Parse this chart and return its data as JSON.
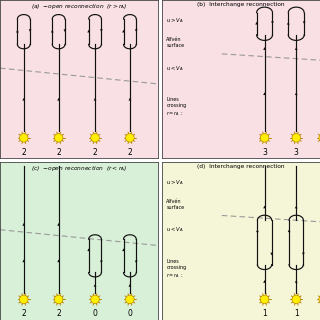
{
  "panel_bg": [
    "#f9e0e4",
    "#f9e0e4",
    "#d8f0d8",
    "#f5f5d8"
  ],
  "alfven_color": "#999999",
  "line_color": "#111111",
  "star_fc": "#ffee00",
  "star_ec": "#bb8800",
  "numbers_a": [
    "2",
    "2",
    "2",
    "2"
  ],
  "numbers_b": [
    "3",
    "3"
  ],
  "numbers_c": [
    "2",
    "2",
    "0",
    "0"
  ],
  "numbers_d": [
    "1",
    "1"
  ],
  "title_a": "open reconnection  ($r > r_\\mathrm{A}$)",
  "title_b": "(b)  Interchange reconnection",
  "title_c": "open reconnection  ($r < r_\\mathrm{A}$)",
  "title_d": "(d)  Interchange reconnection",
  "label_u_above": "$u > V_\\mathrm{A}$",
  "label_alfven": "Alfvén\nsurface",
  "label_u_below": "$u < V_\\mathrm{A}$",
  "label_lines": "Lines\ncrossing\n$r = r_\\mathrm{A}$ :"
}
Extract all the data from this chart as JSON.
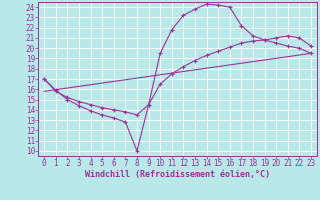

== == ==

What to work on -> Images must not appear in the copy; reproduce everything else in the records verbatim.

Reply ->
Parse this chart and return its data as JSON.
{
  "panel_bg": [
    "#f9e0e4",
    "#f9e0e4",
    "#d8f0d8",
    "#f5f5d8"
  ],
  "alfven_color": "#999999",
  "line_color": "#111111",
  "star_fc": "#ffee00",
  "star_ec": "#bb8800",
  "numbers_a": [
    "2",
    "2",
    "2",
    "2"
  ],
  "numbers_b": [
    "3",
    "3"
  ],
  "numbers_c": [
    "2",
    "2",
    "0",
    "0"
  ],
  "numbers_d": [
    "1",
    "1"
  ],
  "title_a": "open reconnection  ($r > r_\\mathrm{A}$)",
  "title_b": "(b)  Interchange reconnection",
  "title_c": "open reconnection  ($r < r_\\mathrm{A}$)",
  "title_d": "(d)  Interchange reconnection",
  "label_u_above": "$u > V_\\mathrm{A}$",
  "label_alfven": "Alfvén\nsurface",
  "label_u_below": "$u < V_\\mathrm{A}$",
  "label_lines": "Lines\ncrossing\n$r = r_\\mathrm{A}$ :"
}
Extract all the data from this chart as JSON.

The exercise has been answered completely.